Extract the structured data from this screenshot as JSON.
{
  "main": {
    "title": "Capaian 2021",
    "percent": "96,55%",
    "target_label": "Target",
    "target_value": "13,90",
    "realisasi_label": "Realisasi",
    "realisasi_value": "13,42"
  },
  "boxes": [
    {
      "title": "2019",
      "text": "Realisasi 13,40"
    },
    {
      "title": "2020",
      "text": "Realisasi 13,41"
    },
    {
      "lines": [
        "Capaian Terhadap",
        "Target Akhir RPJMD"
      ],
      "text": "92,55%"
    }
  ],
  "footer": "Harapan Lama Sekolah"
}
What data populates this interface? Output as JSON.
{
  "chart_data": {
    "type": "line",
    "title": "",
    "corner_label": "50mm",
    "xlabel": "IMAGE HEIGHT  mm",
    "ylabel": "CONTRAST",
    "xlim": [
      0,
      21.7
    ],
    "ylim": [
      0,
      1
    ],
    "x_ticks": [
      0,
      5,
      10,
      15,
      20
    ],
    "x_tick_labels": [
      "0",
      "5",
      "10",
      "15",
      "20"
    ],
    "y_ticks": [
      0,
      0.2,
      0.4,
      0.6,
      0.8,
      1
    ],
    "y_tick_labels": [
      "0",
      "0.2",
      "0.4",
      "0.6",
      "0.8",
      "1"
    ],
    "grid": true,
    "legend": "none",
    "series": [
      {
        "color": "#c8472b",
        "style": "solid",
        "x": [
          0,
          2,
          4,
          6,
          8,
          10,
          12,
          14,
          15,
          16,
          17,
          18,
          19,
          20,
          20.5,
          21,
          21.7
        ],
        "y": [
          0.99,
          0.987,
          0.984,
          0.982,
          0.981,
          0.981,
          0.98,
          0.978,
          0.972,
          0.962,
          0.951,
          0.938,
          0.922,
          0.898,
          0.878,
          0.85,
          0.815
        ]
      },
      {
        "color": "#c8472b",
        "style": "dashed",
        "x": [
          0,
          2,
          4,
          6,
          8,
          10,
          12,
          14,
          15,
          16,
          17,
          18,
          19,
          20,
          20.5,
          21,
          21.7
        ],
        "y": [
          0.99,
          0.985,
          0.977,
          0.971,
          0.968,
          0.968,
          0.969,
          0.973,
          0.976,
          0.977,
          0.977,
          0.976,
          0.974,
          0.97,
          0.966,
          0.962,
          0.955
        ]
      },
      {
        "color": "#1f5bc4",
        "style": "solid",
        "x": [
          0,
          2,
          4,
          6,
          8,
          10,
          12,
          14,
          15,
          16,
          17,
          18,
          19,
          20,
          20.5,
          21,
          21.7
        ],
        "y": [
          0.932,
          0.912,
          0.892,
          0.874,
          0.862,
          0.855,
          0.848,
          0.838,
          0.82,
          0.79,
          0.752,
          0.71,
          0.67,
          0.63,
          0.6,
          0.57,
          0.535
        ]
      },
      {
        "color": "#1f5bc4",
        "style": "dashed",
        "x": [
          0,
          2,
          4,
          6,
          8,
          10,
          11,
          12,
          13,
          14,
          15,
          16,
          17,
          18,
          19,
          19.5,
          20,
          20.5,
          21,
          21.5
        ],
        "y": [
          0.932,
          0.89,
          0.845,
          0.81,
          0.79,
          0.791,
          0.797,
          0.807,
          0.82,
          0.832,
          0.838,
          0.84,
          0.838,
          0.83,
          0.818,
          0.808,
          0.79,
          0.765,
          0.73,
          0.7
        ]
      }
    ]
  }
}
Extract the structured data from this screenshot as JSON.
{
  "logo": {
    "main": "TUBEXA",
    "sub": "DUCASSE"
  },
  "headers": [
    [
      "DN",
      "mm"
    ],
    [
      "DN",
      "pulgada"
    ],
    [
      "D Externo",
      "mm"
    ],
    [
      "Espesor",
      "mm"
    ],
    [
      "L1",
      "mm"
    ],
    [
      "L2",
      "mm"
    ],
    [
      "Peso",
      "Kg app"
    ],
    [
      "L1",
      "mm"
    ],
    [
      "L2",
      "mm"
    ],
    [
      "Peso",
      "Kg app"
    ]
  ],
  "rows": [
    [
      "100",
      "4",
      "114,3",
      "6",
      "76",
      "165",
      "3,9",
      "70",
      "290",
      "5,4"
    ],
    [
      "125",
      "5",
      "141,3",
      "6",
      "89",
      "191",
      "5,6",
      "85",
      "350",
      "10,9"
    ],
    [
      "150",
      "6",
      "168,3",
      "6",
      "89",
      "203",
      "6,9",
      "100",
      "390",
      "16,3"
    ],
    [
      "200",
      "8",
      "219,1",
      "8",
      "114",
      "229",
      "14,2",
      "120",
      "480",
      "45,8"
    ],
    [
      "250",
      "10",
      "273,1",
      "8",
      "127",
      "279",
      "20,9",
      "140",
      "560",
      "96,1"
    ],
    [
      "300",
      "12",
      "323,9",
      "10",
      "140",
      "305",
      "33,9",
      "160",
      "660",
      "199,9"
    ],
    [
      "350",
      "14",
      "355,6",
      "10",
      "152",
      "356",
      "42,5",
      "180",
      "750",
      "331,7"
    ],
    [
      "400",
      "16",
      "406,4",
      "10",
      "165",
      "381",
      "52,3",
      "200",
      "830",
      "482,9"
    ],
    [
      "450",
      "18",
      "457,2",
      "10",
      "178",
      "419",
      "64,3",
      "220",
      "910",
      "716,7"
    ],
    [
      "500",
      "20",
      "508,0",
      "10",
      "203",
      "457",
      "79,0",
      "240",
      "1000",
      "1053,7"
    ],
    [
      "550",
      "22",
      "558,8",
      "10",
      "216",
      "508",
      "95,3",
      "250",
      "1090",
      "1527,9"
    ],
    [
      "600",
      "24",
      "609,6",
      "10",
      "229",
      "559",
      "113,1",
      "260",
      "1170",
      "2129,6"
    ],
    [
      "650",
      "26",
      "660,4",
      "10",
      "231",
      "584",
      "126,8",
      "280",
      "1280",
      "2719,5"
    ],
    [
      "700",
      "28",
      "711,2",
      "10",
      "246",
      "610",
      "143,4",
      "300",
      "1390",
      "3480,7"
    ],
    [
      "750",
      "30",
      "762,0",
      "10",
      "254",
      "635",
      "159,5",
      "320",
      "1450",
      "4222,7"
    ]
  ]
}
*-*-*
**Task prompt**
Print back all the lines verbatim.

**Task solution**
Extract the structured data from this screenshot as JSON.
{
  "main": {
    "title": "Capaian 2021",
    "percent": "96,55%",
    "target_label": "Target",
    "target_value": "13,90",
    "realisasi_label": "Realisasi",
    "realisasi_value": "13,42"
  },
  "boxes": [
    {
      "title": "2019",
      "text": "Realisasi 13,40"
    },
    {
      "title": "2020",
      "text": "Realisasi 13,41"
    },
    {
      "lines": [
        "Capaian Terhadap",
        "Target Akhir RPJMD"
      ],
      "text": "92,55%"
    }
  ],
  "footer": "Harapan Lama Sekolah"
}
What data populates this interface? Output as JSON.
{
  "chart_data": {
    "type": "line",
    "title": "",
    "corner_label": "50mm",
    "xlabel": "IMAGE HEIGHT  mm",
    "ylabel": "CONTRAST",
    "xlim": [
      0,
      21.7
    ],
    "ylim": [
      0,
      1
    ],
    "x_ticks": [
      0,
      5,
      10,
      15,
      20
    ],
    "x_tick_labels": [
      "0",
      "5",
      "10",
      "15",
      "20"
    ],
    "y_ticks": [
      0,
      0.2,
      0.4,
      0.6,
      0.8,
      1
    ],
    "y_tick_labels": [
      "0",
      "0.2",
      "0.4",
      "0.6",
      "0.8",
      "1"
    ],
    "grid": true,
    "legend": "none",
    "series": [
      {
        "color": "#c8472b",
        "style": "solid",
        "x": [
          0,
          2,
          4,
          6,
          8,
          10,
          12,
          14,
          15,
          16,
          17,
          18,
          19,
          20,
          20.5,
          21,
          21.7
        ],
        "y": [
          0.99,
          0.987,
          0.984,
          0.982,
          0.981,
          0.981,
          0.98,
          0.978,
          0.972,
          0.962,
          0.951,
          0.938,
          0.922,
          0.898,
          0.878,
          0.85,
          0.815
        ]
      },
      {
        "color": "#c8472b",
        "style": "dashed",
        "x": [
          0,
          2,
          4,
          6,
          8,
          10,
          12,
          14,
          15,
          16,
          17,
          18,
          19,
          20,
          20.5,
          21,
          21.7
        ],
        "y": [
          0.99,
          0.985,
          0.977,
          0.971,
          0.968,
          0.968,
          0.969,
          0.973,
          0.976,
          0.977,
          0.977,
          0.976,
          0.974,
          0.97,
          0.966,
          0.962,
          0.955
        ]
      },
      {
        "color": "#1f5bc4",
        "style": "solid",
        "x": [
          0,
          2,
          4,
          6,
          8,
          10,
          12,
          14,
          15,
          16,
          17,
          18,
          19,
          20,
          20.5,
          21,
          21.7
        ],
        "y": [
          0.932,
          0.912,
          0.892,
          0.874,
          0.862,
          0.855,
          0.848,
          0.838,
          0.82,
          0.79,
          0.752,
          0.71,
          0.67,
          0.63,
          0.6,
          0.57,
          0.535
        ]
      },
      {
        "color": "#1f5bc4",
        "style": "dashed",
        "x": [
          0,
          2,
          4,
          6,
          8,
          10,
          11,
          12,
          13,
          14,
          15,
          16,
          17,
          18,
          19,
          19.5,
          20,
          20.5,
          21,
          21.5
        ],
        "y": [
          0.932,
          0.89,
          0.845,
          0.81,
          0.79,
          0.791,
          0.797,
          0.807,
          0.82,
          0.832,
          0.838,
          0.84,
          0.838,
          0.83,
          0.818,
          0.808,
          0.79,
          0.765,
          0.73,
          0.7
        ]
      }
    ]
  }
}
Extract the structured data from this screenshot as JSON.
{
  "logo": {
    "main": "TUBEXA",
    "sub": "DUCASSE"
  },
  "headers": [
    [
      "DN",
      "mm"
    ],
    [
      "DN",
      "pulgada"
    ],
    [
      "D Externo",
      "mm"
    ],
    [
      "Espesor",
      "mm"
    ],
    [
      "L1",
      "mm"
    ],
    [
      "L2",
      "mm"
    ],
    [
      "Peso",
      "Kg app"
    ],
    [
      "L1",
      "mm"
    ],
    [
      "L2",
      "mm"
    ],
    [
      "Peso",
      "Kg app"
    ]
  ],
  "rows": [
    [
      "100",
      "4",
      "114,3",
      "6",
      "76",
      "165",
      "3,9",
      "70",
      "290",
      "5,4"
    ],
    [
      "125",
      "5",
      "141,3",
      "6",
      "89",
      "191",
      "5,6",
      "85",
      "350",
      "10,9"
    ],
    [
      "150",
      "6",
      "168,3",
      "6",
      "89",
      "203",
      "6,9",
      "100",
      "390",
      "16,3"
    ],
    [
      "200",
      "8",
      "219,1",
      "8",
      "114",
      "229",
      "14,2",
      "120",
      "480",
      "45,8"
    ],
    [
      "250",
      "10",
      "273,1",
      "8",
      "127",
      "279",
      "20,9",
      "140",
      "560",
      "96,1"
    ],
    [
      "300",
      "12",
      "323,9",
      "10",
      "140",
      "305",
      "33,9",
      "160",
      "660",
      "199,9"
    ],
    [
      "350",
      "14",
      "355,6",
      "10",
      "152",
      "356",
      "42,5",
      "180",
      "750",
      "331,7"
    ],
    [
      "400",
      "16",
      "406,4",
      "10",
      "165",
      "381",
      "52,3",
      "200",
      "830",
      "482,9"
    ],
    [
      "450",
      "18",
      "457,2",
      "10",
      "178",
      "419",
      "64,3",
      "220",
      "910",
      "716,7"
    ],
    [
      "500",
      "20",
      "508,0",
      "10",
      "203",
      "457",
      "79,0",
      "240",
      "1000",
      "1053,7"
    ],
    [
      "550",
      "22",
      "558,8",
      "10",
      "216",
      "508",
      "95,3",
      "250",
      "1090",
      "1527,9"
    ],
    [
      "600",
      "24",
      "609,6",
      "10",
      "229",
      "559",
      "113,1",
      "260",
      "1170",
      "2129,6"
    ],
    [
      "650",
      "26",
      "660,4",
      "10",
      "231",
      "584",
      "126,8",
      "280",
      "1280",
      "2719,5"
    ],
    [
      "700",
      "28",
      "711,2",
      "10",
      "246",
      "610",
      "143,4",
      "300",
      "1390",
      "3480,7"
    ],
    [
      "750",
      "30",
      "762,0",
      "10",
      "254",
      "635",
      "159,5",
      "320",
      "1450",
      "4222,7"
    ]
  ]
}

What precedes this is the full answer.